(Saved entries)
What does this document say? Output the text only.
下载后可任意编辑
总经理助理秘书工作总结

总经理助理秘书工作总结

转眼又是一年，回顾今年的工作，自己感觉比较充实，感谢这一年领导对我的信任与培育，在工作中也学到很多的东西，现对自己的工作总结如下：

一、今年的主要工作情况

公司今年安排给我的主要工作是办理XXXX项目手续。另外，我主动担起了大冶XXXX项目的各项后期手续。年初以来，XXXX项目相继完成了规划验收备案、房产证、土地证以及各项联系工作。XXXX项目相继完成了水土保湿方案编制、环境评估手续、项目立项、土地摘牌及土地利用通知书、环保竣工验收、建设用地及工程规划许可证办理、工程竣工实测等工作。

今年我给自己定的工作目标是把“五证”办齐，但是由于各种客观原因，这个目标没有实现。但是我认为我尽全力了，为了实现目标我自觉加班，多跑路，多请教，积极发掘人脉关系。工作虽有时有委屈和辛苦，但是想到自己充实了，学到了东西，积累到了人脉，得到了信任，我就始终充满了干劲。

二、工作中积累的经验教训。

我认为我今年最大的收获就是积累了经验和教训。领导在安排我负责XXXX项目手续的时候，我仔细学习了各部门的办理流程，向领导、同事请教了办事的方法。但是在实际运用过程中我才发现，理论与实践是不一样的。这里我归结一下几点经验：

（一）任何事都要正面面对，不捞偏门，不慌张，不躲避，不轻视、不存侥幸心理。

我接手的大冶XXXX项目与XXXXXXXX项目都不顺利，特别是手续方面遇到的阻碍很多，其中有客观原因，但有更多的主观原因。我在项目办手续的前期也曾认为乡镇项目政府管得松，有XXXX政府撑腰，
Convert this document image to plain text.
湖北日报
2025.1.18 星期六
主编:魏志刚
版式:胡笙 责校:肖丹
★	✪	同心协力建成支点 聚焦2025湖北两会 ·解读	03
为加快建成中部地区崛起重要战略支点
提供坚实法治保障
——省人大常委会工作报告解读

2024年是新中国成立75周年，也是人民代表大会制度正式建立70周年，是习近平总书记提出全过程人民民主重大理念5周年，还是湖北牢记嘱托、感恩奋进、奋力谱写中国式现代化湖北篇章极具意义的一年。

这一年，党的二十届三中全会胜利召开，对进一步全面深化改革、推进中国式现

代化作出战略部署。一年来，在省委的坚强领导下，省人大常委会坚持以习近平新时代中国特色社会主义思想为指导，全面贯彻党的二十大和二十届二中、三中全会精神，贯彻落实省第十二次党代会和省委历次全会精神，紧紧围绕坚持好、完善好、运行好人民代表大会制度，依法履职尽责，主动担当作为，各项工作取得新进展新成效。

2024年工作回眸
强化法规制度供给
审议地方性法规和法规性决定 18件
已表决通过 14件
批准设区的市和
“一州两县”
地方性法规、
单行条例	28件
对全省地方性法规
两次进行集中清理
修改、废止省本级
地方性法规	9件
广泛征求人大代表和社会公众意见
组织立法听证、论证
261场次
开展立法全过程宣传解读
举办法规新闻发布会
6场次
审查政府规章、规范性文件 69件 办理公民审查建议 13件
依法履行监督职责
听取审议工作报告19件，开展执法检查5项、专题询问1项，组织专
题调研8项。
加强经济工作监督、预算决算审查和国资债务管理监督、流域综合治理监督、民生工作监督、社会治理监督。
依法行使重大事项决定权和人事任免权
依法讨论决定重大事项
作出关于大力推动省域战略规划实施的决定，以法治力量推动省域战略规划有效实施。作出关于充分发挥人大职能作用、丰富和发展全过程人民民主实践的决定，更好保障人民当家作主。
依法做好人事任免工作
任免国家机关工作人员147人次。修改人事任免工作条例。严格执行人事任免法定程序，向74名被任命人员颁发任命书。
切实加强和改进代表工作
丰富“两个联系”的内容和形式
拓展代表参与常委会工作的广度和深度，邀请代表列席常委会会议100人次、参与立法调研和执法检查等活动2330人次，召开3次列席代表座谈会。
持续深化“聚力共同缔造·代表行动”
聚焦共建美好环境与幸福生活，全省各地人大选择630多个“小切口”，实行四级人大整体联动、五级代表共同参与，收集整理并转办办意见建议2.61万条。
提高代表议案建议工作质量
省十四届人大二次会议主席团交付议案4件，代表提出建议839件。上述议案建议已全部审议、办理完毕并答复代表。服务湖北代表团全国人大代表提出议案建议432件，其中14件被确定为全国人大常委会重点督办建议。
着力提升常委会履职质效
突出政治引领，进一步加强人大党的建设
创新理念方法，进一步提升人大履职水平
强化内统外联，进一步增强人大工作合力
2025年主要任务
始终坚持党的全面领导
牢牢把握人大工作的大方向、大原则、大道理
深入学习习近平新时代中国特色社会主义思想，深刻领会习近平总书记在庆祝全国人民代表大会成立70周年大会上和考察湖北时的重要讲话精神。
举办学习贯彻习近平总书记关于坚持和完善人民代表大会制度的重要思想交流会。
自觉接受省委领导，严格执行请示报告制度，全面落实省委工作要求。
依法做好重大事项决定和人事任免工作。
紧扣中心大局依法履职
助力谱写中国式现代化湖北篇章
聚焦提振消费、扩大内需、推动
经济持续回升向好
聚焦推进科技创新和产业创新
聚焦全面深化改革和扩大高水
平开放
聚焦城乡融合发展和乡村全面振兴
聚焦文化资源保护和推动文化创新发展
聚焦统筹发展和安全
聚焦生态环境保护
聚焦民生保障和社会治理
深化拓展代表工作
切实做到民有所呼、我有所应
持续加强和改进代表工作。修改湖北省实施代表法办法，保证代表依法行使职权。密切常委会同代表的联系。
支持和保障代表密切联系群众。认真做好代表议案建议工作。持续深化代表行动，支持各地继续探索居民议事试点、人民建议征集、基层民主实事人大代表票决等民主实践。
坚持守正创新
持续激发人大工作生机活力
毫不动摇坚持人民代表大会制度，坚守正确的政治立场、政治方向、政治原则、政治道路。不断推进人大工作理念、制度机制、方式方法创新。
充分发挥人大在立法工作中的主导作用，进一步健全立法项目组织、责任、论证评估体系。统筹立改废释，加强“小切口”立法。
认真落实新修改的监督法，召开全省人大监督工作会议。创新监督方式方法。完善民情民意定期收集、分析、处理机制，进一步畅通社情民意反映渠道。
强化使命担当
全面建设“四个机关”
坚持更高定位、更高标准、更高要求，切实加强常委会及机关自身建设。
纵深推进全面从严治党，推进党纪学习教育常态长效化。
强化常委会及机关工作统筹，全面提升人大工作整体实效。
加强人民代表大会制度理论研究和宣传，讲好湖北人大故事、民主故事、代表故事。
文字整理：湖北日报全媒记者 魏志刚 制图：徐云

**Required task:**
Output the line that contains "Convert this document image to plain text.", followed by every later line in the listing, with no line omitted and none added.

**The solution:**
Convert this document image to plain text.
湖北日报
2025.1.18 星期六
主编:魏志刚
版式:胡笙 责校:肖丹
★	✪	同心协力建成支点 聚焦2025湖北两会 ·解读	03
为加快建成中部地区崛起重要战略支点
提供坚实法治保障
——省人大常委会工作报告解读

2024年是新中国成立75周年，也是人民代表大会制度正式建立70周年，是习近平总书记提出全过程人民民主重大理念5周年，还是湖北牢记嘱托、感恩奋进、奋力谱写中国式现代化湖北篇章极具意义的一年。

这一年，党的二十届三中全会胜利召开，对进一步全面深化改革、推进中国式现

代化作出战略部署。一年来，在省委的坚强领导下，省人大常委会坚持以习近平新时代中国特色社会主义思想为指导，全面贯彻党的二十大和二十届二中、三中全会精神，贯彻落实省第十二次党代会和省委历次全会精神，紧紧围绕坚持好、完善好、运行好人民代表大会制度，依法履职尽责，主动担当作为，各项工作取得新进展新成效。

2024年工作回眸
强化法规制度供给
审议地方性法规和法规性决定 18件
已表决通过 14件
批准设区的市和
“一州两县”
地方性法规、
单行条例	28件
对全省地方性法规
两次进行集中清理
修改、废止省本级
地方性法规	9件
广泛征求人大代表和社会公众意见
组织立法听证、论证
261场次
开展立法全过程宣传解读
举办法规新闻发布会
6场次
审查政府规章、规范性文件 69件 办理公民审查建议 13件
依法履行监督职责
听取审议工作报告19件，开展执法检查5项、专题询问1项，组织专
题调研8项。
加强经济工作监督、预算决算审查和国资债务管理监督、流域综合治理监督、民生工作监督、社会治理监督。
依法行使重大事项决定权和人事任免权
依法讨论决定重大事项
作出关于大力推动省域战略规划实施的决定，以法治力量推动省域战略规划有效实施。作出关于充分发挥人大职能作用、丰富和发展全过程人民民主实践的决定，更好保障人民当家作主。
依法做好人事任免工作
任免国家机关工作人员147人次。修改人事任免工作条例。严格执行人事任免法定程序，向74名被任命人员颁发任命书。
切实加强和改进代表工作
丰富“两个联系”的内容和形式
拓展代表参与常委会工作的广度和深度，邀请代表列席常委会会议100人次、参与立法调研和执法检查等活动2330人次，召开3次列席代表座谈会。
持续深化“聚力共同缔造·代表行动”
聚焦共建美好环境与幸福生活，全省各地人大选择630多个“小切口”，实行四级人大整体联动、五级代表共同参与，收集整理并转办办意见建议2.61万条。
提高代表议案建议工作质量
省十四届人大二次会议主席团交付议案4件，代表提出建议839件。上述议案建议已全部审议、办理完毕并答复代表。服务湖北代表团全国人大代表提出议案建议432件，其中14件被确定为全国人大常委会重点督办建议。
着力提升常委会履职质效
突出政治引领，进一步加强人大党的建设
创新理念方法，进一步提升人大履职水平
强化内统外联，进一步增强人大工作合力
2025年主要任务
始终坚持党的全面领导
牢牢把握人大工作的大方向、大原则、大道理
深入学习习近平新时代中国特色社会主义思想，深刻领会习近平总书记在庆祝全国人民代表大会成立70周年大会上和考察湖北时的重要讲话精神。
举办学习贯彻习近平总书记关于坚持和完善人民代表大会制度的重要思想交流会。
自觉接受省委领导，严格执行请示报告制度，全面落实省委工作要求。
依法做好重大事项决定和人事任免工作。
紧扣中心大局依法履职
助力谱写中国式现代化湖北篇章
聚焦提振消费、扩大内需、推动
经济持续回升向好
聚焦推进科技创新和产业创新
聚焦全面深化改革和扩大高水
平开放
聚焦城乡融合发展和乡村全面振兴
聚焦文化资源保护和推动文化创新发展
聚焦统筹发展和安全
聚焦生态环境保护
聚焦民生保障和社会治理
深化拓展代表工作
切实做到民有所呼、我有所应
持续加强和改进代表工作。修改湖北省实施代表法办法，保证代表依法行使职权。密切常委会同代表的联系。
支持和保障代表密切联系群众。认真做好代表议案建议工作。持续深化代表行动，支持各地继续探索居民议事试点、人民建议征集、基层民主实事人大代表票决等民主实践。
坚持守正创新
持续激发人大工作生机活力
毫不动摇坚持人民代表大会制度，坚守正确的政治立场、政治方向、政治原则、政治道路。不断推进人大工作理念、制度机制、方式方法创新。
充分发挥人大在立法工作中的主导作用，进一步健全立法项目组织、责任、论证评估体系。统筹立改废释，加强“小切口”立法。
认真落实新修改的监督法，召开全省人大监督工作会议。创新监督方式方法。完善民情民意定期收集、分析、处理机制，进一步畅通社情民意反映渠道。
强化使命担当
全面建设“四个机关”
坚持更高定位、更高标准、更高要求，切实加强常委会及机关自身建设。
纵深推进全面从严治党，推进党纪学习教育常态长效化。
强化常委会及机关工作统筹，全面提升人大工作整体实效。
加强人民代表大会制度理论研究和宣传，讲好湖北人大故事、民主故事、代表故事。
文字整理：湖北日报全媒记者 魏志刚 制图：徐云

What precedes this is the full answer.